• **Exercise task**
Output the material exactly, but drop every image it holds.

• **Exercise data**
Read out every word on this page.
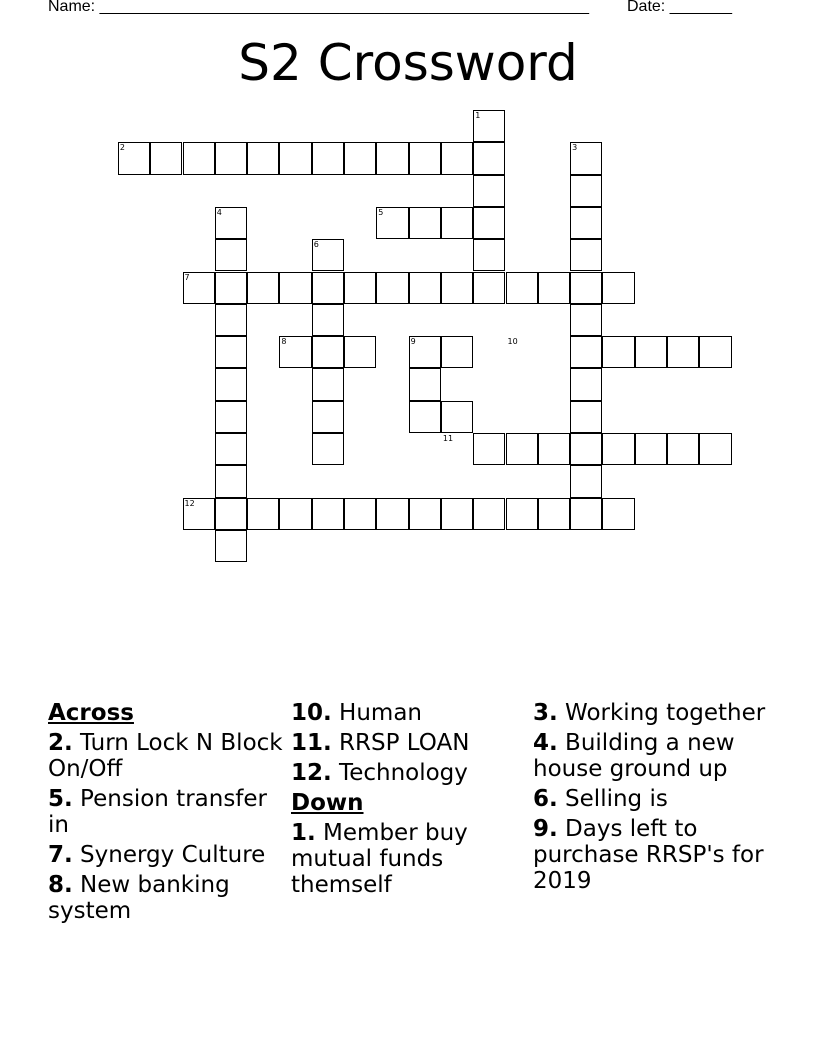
Name: _______________________________________________________ Date: _______
S2 Crossword
1
2	3
4	5
6
7
8	9	10
11
12
Across
2. Turn Lock N Block On/Off
5. Pension transfer in
7. Synergy Culture
8. New banking system
10. Human
11. RRSP LOAN
12. Technology
Down
1. Member buy mutual funds themself
3. Working together
4. Building a new house ground up
6. Selling is
9. Days left to purchase RRSP's for 2019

• **The result**
Read out every word on this page.
Name: _______________________________________________________ Date: _______
S2 Crossword
1
2	3
4	5
6
7
8	9	10
11
12
Across
2. Turn Lock N Block On/Off
5. Pension transfer in
7. Synergy Culture
8. New banking system
10. Human
11. RRSP LOAN
12. Technology
Down
1. Member buy mutual funds themself
3. Working together
4. Building a new house ground up
6. Selling is
9. Days left to purchase RRSP's for 2019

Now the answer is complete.